▶ REQUIREMENT
The thread below is about checking whether every value in a dictionary is 0. Put this sentence from it into Spanish: "No matter whether you use any or all, the evaluation will be lazy."

▶ TEXT BLOCK
:::::
How to check if all values of a dictionary are 0

With all:

>>> d = {1:0, 2:0, 3:1}
>>> all(x==0 for x in d.values())
False
>>> d[3] = 0
>>> all(x==0 for x in d.values())
True

No matter whether you use any or all, the evaluation will be lazy. all returns False on the first falsy value it encounters. any returns True on the first truthy value it encounters.

Thus, not any(d.values()) will give you the same result for the example dictionary I provided. It is a little shorter than the all version with the generator comprehension. Personally, I still like the all variant better because it expresses what you want without the reader having to do the logical negation in his head.

There's one more problem with using any here, though:

>>> d = {1:[], 2:{}, 3:''}
>>> not any(d.values())
True

The dictionary does not contain the value 0, but not any(d.values()) will return True because all values are falsy, i.e. bool(value) returns False for an empty list, dictionary or string.

In summary: readability counts, be explicit, use the all solution.


use all():

all(value == 0 for value in your_dict.values())

all returns True if all elements of the given iterable are true.


You may also do it the other way using any :

>>> any(x != 0 for x in somedict.values())

If it returns True , then all the keys are not 0 , else all keys are 0


You can use the [any()]1 method, basically it checks for boolean parameters, but 0 will act as False in this case, and any other number as True.

Try this code PY2:

dict1 = {"a": 0, "b": 1}
dict2 = {"a": 0, "b": 0}

print not any(dict1.itervalues())
print not any(dict2.itervalues())

PY3:

dict1 = {"a": 0, "b": 1}
dict2 = {"a": 0, "b": 0}

print(not any(dict1.values()))
print(not any(dict2.values()))

Output:

False
True

Edit 2: one sidenote/caution, calling any() with an empty list of elements will return False.

Edit 3: Thanks for comments, updated the code to reflect python 3 changes to dictionary iteration and print function.

1: https://docs.python.org/2/library/functions.html#any
:::::
Element box records:
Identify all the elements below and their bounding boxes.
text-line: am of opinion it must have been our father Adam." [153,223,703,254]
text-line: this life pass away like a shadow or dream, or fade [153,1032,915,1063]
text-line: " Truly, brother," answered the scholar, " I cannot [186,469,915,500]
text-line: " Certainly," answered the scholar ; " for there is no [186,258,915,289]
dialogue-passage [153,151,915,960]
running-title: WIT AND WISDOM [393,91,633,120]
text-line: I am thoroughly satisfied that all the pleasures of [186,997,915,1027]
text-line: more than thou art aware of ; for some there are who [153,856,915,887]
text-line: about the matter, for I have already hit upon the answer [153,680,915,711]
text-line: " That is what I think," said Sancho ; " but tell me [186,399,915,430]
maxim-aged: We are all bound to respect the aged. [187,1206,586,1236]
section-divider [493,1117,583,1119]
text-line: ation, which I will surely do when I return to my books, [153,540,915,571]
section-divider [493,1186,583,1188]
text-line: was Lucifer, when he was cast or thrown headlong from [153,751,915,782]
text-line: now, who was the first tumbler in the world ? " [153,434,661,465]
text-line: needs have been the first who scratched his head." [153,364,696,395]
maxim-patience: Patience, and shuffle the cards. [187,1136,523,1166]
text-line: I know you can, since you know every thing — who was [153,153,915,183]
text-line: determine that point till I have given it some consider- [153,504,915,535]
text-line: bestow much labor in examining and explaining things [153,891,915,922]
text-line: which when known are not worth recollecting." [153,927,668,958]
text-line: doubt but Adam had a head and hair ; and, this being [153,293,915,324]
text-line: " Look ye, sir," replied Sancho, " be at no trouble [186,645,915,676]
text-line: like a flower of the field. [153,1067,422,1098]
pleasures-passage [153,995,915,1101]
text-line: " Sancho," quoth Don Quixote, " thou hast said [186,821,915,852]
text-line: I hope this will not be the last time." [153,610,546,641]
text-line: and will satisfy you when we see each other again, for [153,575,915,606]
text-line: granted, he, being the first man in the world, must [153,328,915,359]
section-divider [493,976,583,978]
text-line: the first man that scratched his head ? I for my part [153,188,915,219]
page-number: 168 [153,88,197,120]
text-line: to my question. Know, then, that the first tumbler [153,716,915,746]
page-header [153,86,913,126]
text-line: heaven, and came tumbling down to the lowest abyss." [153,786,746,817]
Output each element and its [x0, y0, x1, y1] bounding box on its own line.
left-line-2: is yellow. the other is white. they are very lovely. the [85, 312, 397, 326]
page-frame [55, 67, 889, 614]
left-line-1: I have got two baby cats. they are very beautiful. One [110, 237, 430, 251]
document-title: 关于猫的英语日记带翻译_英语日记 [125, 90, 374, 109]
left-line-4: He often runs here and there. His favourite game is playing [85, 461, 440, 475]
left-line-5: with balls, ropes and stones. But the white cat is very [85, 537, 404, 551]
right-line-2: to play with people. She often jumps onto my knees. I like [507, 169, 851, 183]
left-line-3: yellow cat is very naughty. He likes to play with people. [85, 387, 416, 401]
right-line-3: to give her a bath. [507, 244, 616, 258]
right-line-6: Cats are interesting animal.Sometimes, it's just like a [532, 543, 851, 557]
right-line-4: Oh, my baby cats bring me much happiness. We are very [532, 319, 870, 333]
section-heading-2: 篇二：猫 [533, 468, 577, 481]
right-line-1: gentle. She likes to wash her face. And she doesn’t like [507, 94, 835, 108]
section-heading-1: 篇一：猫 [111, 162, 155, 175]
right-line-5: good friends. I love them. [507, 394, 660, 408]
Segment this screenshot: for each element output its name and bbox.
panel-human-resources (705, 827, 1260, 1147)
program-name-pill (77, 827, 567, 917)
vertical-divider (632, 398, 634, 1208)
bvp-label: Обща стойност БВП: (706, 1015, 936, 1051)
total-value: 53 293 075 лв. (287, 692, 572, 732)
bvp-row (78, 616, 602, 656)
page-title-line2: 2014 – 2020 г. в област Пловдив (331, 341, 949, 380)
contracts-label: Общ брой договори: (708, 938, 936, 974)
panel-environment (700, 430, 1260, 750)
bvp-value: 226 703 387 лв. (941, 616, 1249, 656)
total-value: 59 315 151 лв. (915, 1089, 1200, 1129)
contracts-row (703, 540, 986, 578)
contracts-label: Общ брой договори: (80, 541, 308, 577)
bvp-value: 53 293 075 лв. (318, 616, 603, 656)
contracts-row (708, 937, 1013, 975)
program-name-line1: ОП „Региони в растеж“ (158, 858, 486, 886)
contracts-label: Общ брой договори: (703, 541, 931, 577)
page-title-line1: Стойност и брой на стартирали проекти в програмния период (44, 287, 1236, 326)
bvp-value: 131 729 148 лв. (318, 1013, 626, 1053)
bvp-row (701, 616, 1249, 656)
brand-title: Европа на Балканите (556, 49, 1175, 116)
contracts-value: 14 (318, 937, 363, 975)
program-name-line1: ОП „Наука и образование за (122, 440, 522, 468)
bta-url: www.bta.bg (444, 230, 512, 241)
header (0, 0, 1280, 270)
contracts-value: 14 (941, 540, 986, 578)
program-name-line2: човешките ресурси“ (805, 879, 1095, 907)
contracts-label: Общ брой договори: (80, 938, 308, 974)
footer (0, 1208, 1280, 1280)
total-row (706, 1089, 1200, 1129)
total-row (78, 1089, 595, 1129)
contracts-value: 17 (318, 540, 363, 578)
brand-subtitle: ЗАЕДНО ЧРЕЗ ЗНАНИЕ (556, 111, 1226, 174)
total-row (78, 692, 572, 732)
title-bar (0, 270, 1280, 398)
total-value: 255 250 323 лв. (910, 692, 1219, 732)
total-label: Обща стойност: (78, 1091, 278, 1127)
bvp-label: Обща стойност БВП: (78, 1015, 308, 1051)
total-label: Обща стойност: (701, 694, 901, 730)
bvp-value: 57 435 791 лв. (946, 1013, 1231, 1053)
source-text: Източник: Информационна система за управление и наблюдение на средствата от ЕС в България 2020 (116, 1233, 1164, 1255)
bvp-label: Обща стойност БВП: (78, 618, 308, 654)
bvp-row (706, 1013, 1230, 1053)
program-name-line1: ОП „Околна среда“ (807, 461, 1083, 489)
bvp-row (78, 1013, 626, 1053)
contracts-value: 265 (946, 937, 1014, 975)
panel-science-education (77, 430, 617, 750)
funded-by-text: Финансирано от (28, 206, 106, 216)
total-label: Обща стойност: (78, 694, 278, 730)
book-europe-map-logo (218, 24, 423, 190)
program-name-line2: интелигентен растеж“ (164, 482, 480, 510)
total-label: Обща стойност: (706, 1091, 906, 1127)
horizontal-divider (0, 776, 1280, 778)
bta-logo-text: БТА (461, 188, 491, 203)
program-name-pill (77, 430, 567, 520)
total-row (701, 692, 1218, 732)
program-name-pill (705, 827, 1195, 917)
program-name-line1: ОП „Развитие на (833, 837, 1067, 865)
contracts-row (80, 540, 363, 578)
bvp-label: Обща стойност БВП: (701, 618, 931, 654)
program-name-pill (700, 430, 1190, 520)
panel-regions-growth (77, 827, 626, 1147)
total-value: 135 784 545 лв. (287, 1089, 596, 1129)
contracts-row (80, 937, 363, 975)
:::::
▶ TASK OUTPUT
Da igual si usas any o all: la evaluación será perezosa.